▸ TASK REQUIREMENTS
I need the records below retyped exactly.
--------------------------------------------------
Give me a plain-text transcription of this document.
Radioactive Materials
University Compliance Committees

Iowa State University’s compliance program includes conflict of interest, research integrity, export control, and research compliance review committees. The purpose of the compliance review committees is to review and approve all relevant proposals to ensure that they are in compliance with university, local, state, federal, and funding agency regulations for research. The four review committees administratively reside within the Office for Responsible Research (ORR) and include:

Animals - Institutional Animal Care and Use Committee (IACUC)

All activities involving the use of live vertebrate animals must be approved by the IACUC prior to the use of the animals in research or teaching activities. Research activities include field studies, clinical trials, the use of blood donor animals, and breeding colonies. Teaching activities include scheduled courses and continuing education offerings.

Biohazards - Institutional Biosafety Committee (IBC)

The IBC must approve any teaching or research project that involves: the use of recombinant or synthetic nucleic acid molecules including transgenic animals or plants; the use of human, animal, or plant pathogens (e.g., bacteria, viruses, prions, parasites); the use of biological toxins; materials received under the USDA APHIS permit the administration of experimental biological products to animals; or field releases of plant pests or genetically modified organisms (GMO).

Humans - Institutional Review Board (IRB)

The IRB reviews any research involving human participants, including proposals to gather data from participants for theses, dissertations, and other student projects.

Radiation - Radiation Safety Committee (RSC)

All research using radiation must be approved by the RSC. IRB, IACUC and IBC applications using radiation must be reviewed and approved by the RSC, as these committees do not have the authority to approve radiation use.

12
--------------------------------------------------
▸ TASK RESULT
Give me a plain-text transcription of this document.
Radioactive Materials
University Compliance Committees

Iowa State University’s compliance program includes conflict of interest, research integrity, export control, and research compliance review committees. The purpose of the compliance review committees is to review and approve all relevant proposals to ensure that they are in compliance with university, local, state, federal, and funding agency regulations for research. The four review committees administratively reside within the Office for Responsible Research (ORR) and include:

Animals - Institutional Animal Care and Use Committee (IACUC)

All activities involving the use of live vertebrate animals must be approved by the IACUC prior to the use of the animals in research or teaching activities. Research activities include field studies, clinical trials, the use of blood donor animals, and breeding colonies. Teaching activities include scheduled courses and continuing education offerings.

Biohazards - Institutional Biosafety Committee (IBC)

The IBC must approve any teaching or research project that involves: the use of recombinant or synthetic nucleic acid molecules including transgenic animals or plants; the use of human, animal, or plant pathogens (e.g., bacteria, viruses, prions, parasites); the use of biological toxins; materials received under the USDA APHIS permit the administration of experimental biological products to animals; or field releases of plant pests or genetically modified organisms (GMO).

Humans - Institutional Review Board (IRB)

The IRB reviews any research involving human participants, including proposals to gather data from participants for theses, dissertations, and other student projects.

Radiation - Radiation Safety Committee (RSC)

All research using radiation must be approved by the RSC. IRB, IACUC and IBC applications using radiation must be reviewed and approved by the RSC, as these committees do not have the authority to approve radiation use.

12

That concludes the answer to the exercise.